**Description of the task:**
Look through the lines below and extract any with the word "stat".

Items from a data source:
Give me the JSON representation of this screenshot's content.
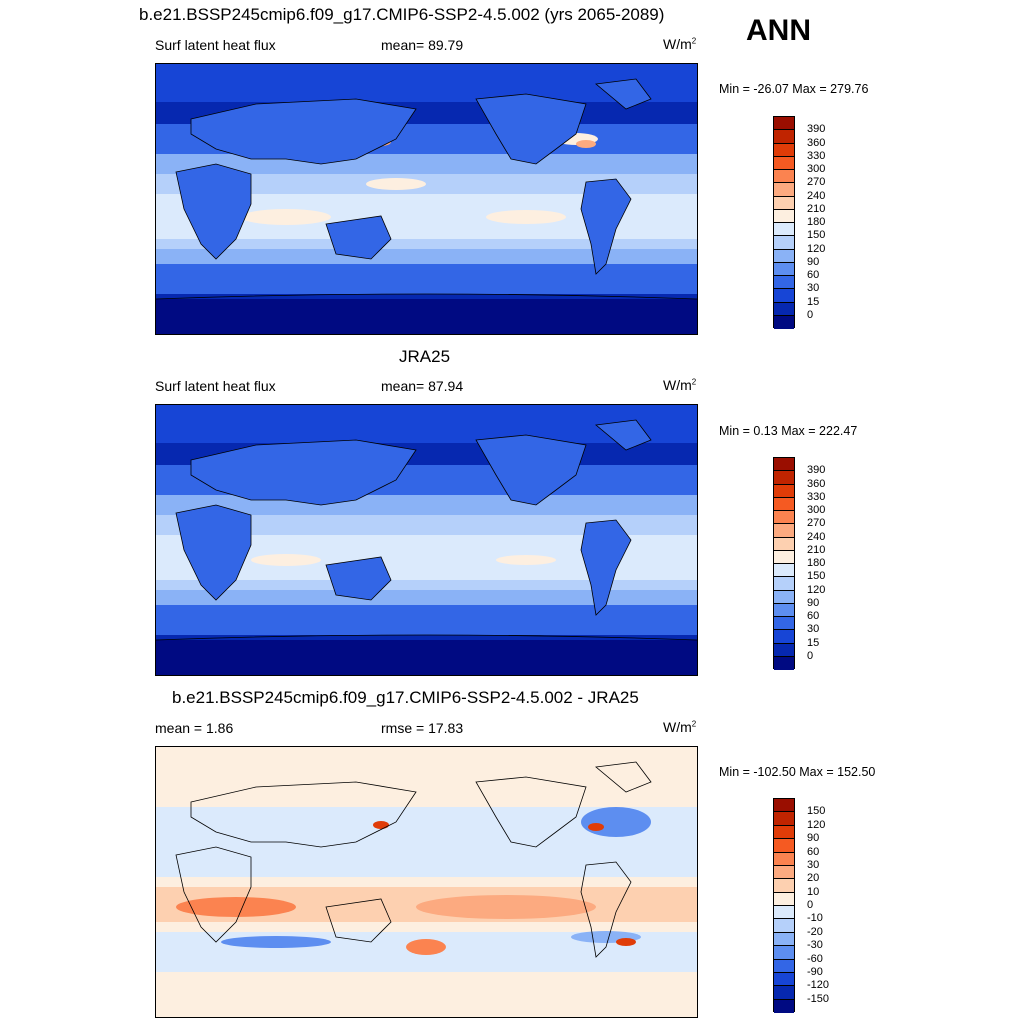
{
  "header": {
    "title": "b.e21.BSSP245cmip6.f09_g17.CMIP6-SSP2-4.5.002 (yrs 2065-2089)",
    "season": "ANN"
  },
  "panels": [
    {
      "label": "Surf latent heat flux",
      "stat": "mean=  89.79",
      "units": "W/m",
      "units_sup": "2",
      "minmax": "Min = -26.07 Max = 279.76",
      "colorbar": {
        "labels": [
          "390",
          "360",
          "330",
          "300",
          "270",
          "240",
          "210",
          "180",
          "150",
          "120",
          "90",
          "60",
          "30",
          "15",
          "0"
        ],
        "colors": [
          "#9a0e00",
          "#c02400",
          "#e03c08",
          "#f55a22",
          "#fb8350",
          "#fcaa80",
          "#fdd0b0",
          "#fdefe0",
          "#dbeafc",
          "#b5d0fa",
          "#8ab2f6",
          "#5d8ef0",
          "#3366e6",
          "#1745d6",
          "#0628b0",
          "#000a82"
        ]
      }
    },
    {
      "title": "JRA25",
      "label": "Surf latent heat flux",
      "stat": "mean=  87.94",
      "units": "W/m",
      "units_sup": "2",
      "minmax": "Min =   0.13 Max = 222.47",
      "colorbar": {
        "labels": [
          "390",
          "360",
          "330",
          "300",
          "270",
          "240",
          "210",
          "180",
          "150",
          "120",
          "90",
          "60",
          "30",
          "15",
          "0"
        ],
        "colors": [
          "#9a0e00",
          "#c02400",
          "#e03c08",
          "#f55a22",
          "#fb8350",
          "#fcaa80",
          "#fdd0b0",
          "#fdefe0",
          "#dbeafc",
          "#b5d0fa",
          "#8ab2f6",
          "#5d8ef0",
          "#3366e6",
          "#1745d6",
          "#0628b0",
          "#000a82"
        ]
      }
    },
    {
      "title": "b.e21.BSSP245cmip6.f09_g17.CMIP6-SSP2-4.5.002 - JRA25",
      "label": "mean =   1.86",
      "stat": "rmse =  17.83",
      "units": "W/m",
      "units_sup": "2",
      "minmax": "Min = -102.50 Max = 152.50",
      "colorbar": {
        "labels": [
          "150",
          "120",
          "90",
          "60",
          "30",
          "20",
          "10",
          "0",
          "-10",
          "-20",
          "-30",
          "-60",
          "-90",
          "-120",
          "-150"
        ],
        "colors": [
          "#9a0e00",
          "#c02400",
          "#e03c08",
          "#f55a22",
          "#fb8350",
          "#fcaa80",
          "#fdd0b0",
          "#fdefe0",
          "#dbeafc",
          "#b5d0fa",
          "#8ab2f6",
          "#5d8ef0",
          "#3366e6",
          "#1745d6",
          "#0628b0",
          "#000a82"
        ]
      }
    }
  ]
}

**Solution to this task:**
      "stat": "mean=  89.79",
      "stat": "mean=  87.94",
      "stat": "rmse =  17.83",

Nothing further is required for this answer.